(Dataset excerpt)

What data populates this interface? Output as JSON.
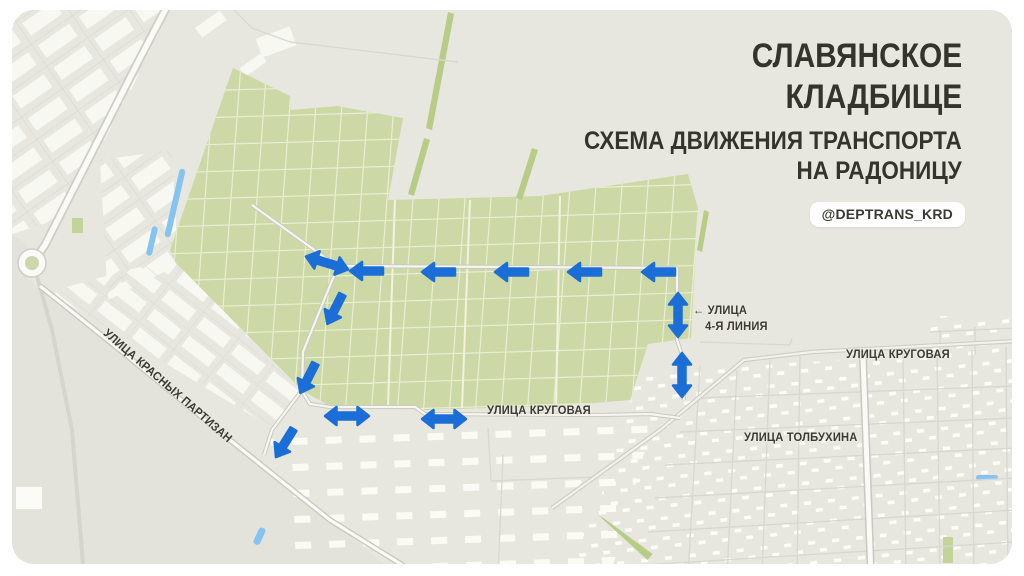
{
  "header": {
    "title_line1": "СЛАВЯНСКОЕ",
    "title_line2": "КЛАДБИЩЕ",
    "subtitle_line1": "СХЕМА ДВИЖЕНИЯ ТРАНСПОРТА",
    "subtitle_line2": "НА РАДОНИЦУ",
    "handle_badge": "@DEPTRANS_KRD"
  },
  "map": {
    "street_labels": {
      "krasnykh_partizan": "УЛИЦА КРАСНЫХ ПАРТИЗАН",
      "krugovaya_center": "УЛИЦА КРУГОВАЯ",
      "krugovaya_right": "УЛИЦА КРУГОВАЯ",
      "tolbukhina": "УЛИЦА ТОЛБУХИНА",
      "liniya4_line1": "← УЛИЦА",
      "liniya4_line2": "4-Я ЛИНИЯ"
    },
    "colors": {
      "page_bg": "#ffffff",
      "map_base": "#e8e7df",
      "lowland": "#e3e3dc",
      "cemetery_green": "#ccd8a5",
      "cemetery_grid": "#eaeed3",
      "tree_green": "#b7cc86",
      "road_fill": "#fafaf6",
      "road_casing": "#cecec7",
      "street_line": "#d8d8d2",
      "building": "#f8f8f3",
      "water": "#85c3f0",
      "arrow_blue": "#1b6ed8",
      "label_text": "#3b3b36",
      "title_text": "#34342f"
    },
    "arrows": [
      {
        "type": "double",
        "direction": "two-way-diagonal",
        "x": 327,
        "y": 263,
        "rot": 17
      },
      {
        "type": "single",
        "direction": "left",
        "x": 369,
        "y": 271,
        "rot": 0
      },
      {
        "type": "single",
        "direction": "left",
        "x": 441,
        "y": 272,
        "rot": 0
      },
      {
        "type": "single",
        "direction": "left",
        "x": 514,
        "y": 272,
        "rot": 0
      },
      {
        "type": "single",
        "direction": "left",
        "x": 587,
        "y": 272,
        "rot": 0
      },
      {
        "type": "single",
        "direction": "left",
        "x": 661,
        "y": 272,
        "rot": 0
      },
      {
        "type": "single",
        "direction": "down-left",
        "x": 336,
        "y": 307,
        "rot": -63
      },
      {
        "type": "double",
        "direction": "two-way-vertical",
        "x": 678,
        "y": 315,
        "rot": 90
      },
      {
        "type": "double",
        "direction": "two-way-vertical",
        "x": 682,
        "y": 375,
        "rot": 90
      },
      {
        "type": "single",
        "direction": "down-left",
        "x": 309,
        "y": 376,
        "rot": -63
      },
      {
        "type": "single",
        "direction": "down-left",
        "x": 286,
        "y": 441,
        "rot": -58
      },
      {
        "type": "double",
        "direction": "two-way-horizontal",
        "x": 347,
        "y": 416,
        "rot": 0
      },
      {
        "type": "double",
        "direction": "two-way-horizontal",
        "x": 444,
        "y": 419,
        "rot": 0
      }
    ]
  }
}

WHAT TO WORK ON: Your copy should repeat each entry above exactly but contain no pictures.

COMPLETE ANSWER:
What data populates this interface? Output as JSON.
{
  "header": {
    "title_line1": "СЛАВЯНСКОЕ",
    "title_line2": "КЛАДБИЩЕ",
    "subtitle_line1": "СХЕМА ДВИЖЕНИЯ ТРАНСПОРТА",
    "subtitle_line2": "НА РАДОНИЦУ",
    "handle_badge": "@DEPTRANS_KRD"
  },
  "map": {
    "street_labels": {
      "krasnykh_partizan": "УЛИЦА КРАСНЫХ ПАРТИЗАН",
      "krugovaya_center": "УЛИЦА КРУГОВАЯ",
      "krugovaya_right": "УЛИЦА КРУГОВАЯ",
      "tolbukhina": "УЛИЦА ТОЛБУХИНА",
      "liniya4_line1": "← УЛИЦА",
      "liniya4_line2": "4-Я ЛИНИЯ"
    },
    "colors": {
      "page_bg": "#ffffff",
      "map_base": "#e8e7df",
      "lowland": "#e3e3dc",
      "cemetery_green": "#ccd8a5",
      "cemetery_grid": "#eaeed3",
      "tree_green": "#b7cc86",
      "road_fill": "#fafaf6",
      "road_casing": "#cecec7",
      "street_line": "#d8d8d2",
      "building": "#f8f8f3",
      "water": "#85c3f0",
      "arrow_blue": "#1b6ed8",
      "label_text": "#3b3b36",
      "title_text": "#34342f"
    },
    "arrows": [
      {
        "type": "double",
        "direction": "two-way-diagonal",
        "x": 327,
        "y": 263,
        "rot": 17
      },
      {
        "type": "single",
        "direction": "left",
        "x": 369,
        "y": 271,
        "rot": 0
      },
      {
        "type": "single",
        "direction": "left",
        "x": 441,
        "y": 272,
        "rot": 0
      },
      {
        "type": "single",
        "direction": "left",
        "x": 514,
        "y": 272,
        "rot": 0
      },
      {
        "type": "single",
        "direction": "left",
        "x": 587,
        "y": 272,
        "rot": 0
      },
      {
        "type": "single",
        "direction": "left",
        "x": 661,
        "y": 272,
        "rot": 0
      },
      {
        "type": "single",
        "direction": "down-left",
        "x": 336,
        "y": 307,
        "rot": -63
      },
      {
        "type": "double",
        "direction": "two-way-vertical",
        "x": 678,
        "y": 315,
        "rot": 90
      },
      {
        "type": "double",
        "direction": "two-way-vertical",
        "x": 682,
        "y": 375,
        "rot": 90
      },
      {
        "type": "single",
        "direction": "down-left",
        "x": 309,
        "y": 376,
        "rot": -63
      },
      {
        "type": "single",
        "direction": "down-left",
        "x": 286,
        "y": 441,
        "rot": -58
      },
      {
        "type": "double",
        "direction": "two-way-horizontal",
        "x": 347,
        "y": 416,
        "rot": 0
      },
      {
        "type": "double",
        "direction": "two-way-horizontal",
        "x": 444,
        "y": 419,
        "rot": 0
      }
    ]
  }
}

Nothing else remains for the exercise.